▶ _MATERIAL FOR THIS TASK_:
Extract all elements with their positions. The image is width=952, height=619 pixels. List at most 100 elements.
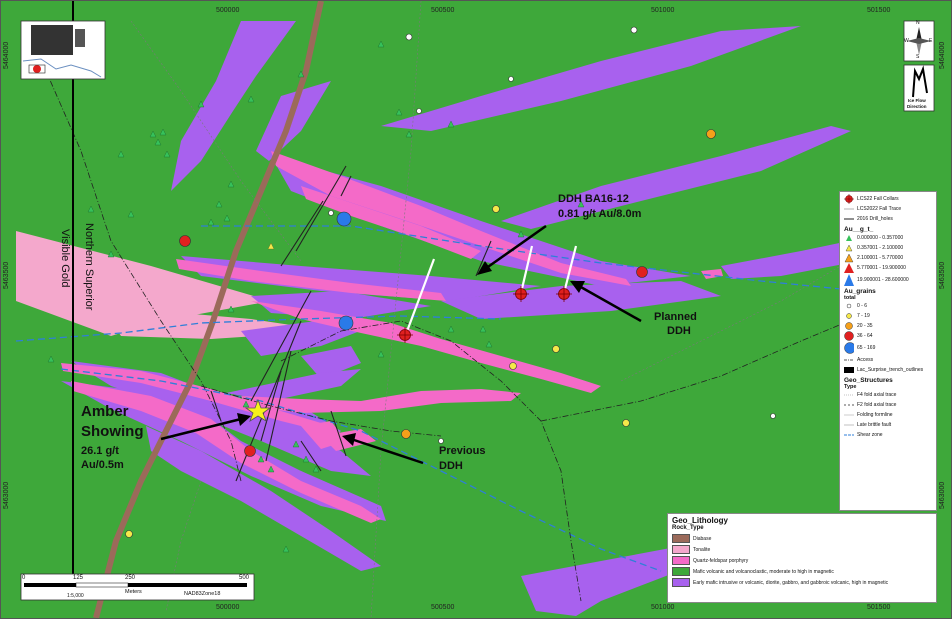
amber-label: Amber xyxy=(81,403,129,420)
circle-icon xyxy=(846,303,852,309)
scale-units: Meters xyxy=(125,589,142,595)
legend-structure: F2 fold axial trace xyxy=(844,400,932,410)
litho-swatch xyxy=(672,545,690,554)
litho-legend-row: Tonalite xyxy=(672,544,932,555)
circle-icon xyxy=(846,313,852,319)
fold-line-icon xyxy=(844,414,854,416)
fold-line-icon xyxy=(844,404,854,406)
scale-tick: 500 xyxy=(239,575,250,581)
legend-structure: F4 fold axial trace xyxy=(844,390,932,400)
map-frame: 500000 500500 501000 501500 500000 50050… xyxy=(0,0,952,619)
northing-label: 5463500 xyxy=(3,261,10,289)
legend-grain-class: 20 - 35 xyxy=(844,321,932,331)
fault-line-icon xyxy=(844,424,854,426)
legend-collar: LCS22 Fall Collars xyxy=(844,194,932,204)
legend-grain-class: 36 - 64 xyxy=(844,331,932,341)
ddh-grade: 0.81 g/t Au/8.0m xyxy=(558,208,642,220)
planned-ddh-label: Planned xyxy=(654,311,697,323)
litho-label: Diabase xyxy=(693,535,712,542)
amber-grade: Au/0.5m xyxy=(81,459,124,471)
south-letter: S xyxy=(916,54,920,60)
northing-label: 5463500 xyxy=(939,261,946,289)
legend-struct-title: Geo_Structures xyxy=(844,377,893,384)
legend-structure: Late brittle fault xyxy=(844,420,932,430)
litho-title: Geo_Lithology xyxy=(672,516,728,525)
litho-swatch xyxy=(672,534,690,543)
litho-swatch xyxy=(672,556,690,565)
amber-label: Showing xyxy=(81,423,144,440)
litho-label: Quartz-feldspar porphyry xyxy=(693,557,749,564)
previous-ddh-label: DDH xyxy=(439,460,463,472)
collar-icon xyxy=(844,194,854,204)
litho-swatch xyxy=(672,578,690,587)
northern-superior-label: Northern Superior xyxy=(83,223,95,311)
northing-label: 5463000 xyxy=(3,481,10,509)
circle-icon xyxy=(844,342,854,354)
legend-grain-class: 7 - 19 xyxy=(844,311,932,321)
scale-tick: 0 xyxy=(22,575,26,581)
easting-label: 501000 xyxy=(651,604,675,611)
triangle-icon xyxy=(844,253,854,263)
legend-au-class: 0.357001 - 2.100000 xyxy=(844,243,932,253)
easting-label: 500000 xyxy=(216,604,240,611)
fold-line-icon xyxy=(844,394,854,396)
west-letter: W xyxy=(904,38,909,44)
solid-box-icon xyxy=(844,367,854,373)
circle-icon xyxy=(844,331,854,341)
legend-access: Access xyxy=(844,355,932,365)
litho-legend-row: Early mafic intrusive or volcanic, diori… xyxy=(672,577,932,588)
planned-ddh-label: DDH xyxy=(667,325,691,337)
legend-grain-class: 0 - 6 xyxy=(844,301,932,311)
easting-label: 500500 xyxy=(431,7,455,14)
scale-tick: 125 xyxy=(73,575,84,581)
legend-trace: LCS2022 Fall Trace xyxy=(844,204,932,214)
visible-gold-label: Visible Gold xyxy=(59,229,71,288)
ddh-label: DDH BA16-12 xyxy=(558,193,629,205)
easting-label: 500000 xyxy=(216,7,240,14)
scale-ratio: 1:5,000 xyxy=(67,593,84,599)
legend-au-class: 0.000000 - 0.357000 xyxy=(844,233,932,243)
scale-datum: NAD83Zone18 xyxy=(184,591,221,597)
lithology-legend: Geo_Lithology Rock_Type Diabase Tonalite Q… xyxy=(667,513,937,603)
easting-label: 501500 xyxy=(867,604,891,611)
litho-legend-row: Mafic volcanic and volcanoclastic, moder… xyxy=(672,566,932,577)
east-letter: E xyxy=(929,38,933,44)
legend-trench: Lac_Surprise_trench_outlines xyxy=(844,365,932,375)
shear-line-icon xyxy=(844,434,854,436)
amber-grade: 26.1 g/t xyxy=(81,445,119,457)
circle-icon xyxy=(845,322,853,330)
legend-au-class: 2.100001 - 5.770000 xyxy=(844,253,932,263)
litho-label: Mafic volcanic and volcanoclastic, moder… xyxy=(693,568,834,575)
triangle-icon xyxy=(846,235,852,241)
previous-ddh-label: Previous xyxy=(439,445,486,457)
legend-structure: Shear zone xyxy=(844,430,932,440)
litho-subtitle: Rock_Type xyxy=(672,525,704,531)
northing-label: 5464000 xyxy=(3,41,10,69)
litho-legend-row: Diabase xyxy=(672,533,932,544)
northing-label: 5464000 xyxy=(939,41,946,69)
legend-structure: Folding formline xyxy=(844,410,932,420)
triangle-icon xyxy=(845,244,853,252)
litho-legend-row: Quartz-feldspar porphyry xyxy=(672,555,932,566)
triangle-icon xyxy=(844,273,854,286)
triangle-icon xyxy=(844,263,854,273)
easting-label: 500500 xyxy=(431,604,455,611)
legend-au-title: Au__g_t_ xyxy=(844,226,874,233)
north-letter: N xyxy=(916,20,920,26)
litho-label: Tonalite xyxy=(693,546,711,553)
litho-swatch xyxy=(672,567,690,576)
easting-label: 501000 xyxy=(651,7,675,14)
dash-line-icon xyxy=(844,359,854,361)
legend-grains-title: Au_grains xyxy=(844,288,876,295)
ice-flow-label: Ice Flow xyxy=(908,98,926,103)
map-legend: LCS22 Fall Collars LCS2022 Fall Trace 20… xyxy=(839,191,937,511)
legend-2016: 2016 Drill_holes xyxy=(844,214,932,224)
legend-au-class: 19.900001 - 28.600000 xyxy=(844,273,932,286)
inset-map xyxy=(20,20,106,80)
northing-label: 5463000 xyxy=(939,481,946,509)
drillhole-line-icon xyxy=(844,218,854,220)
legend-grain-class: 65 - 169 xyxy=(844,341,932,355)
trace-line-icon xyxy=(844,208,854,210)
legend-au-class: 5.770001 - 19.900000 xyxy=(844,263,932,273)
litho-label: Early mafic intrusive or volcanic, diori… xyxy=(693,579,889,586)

▶ _DO THIS_: How many lines in the data above contain the string "northing", with case counting? Reply with the number only.

▶ _OUTPUT FOR THIS TASK_: 6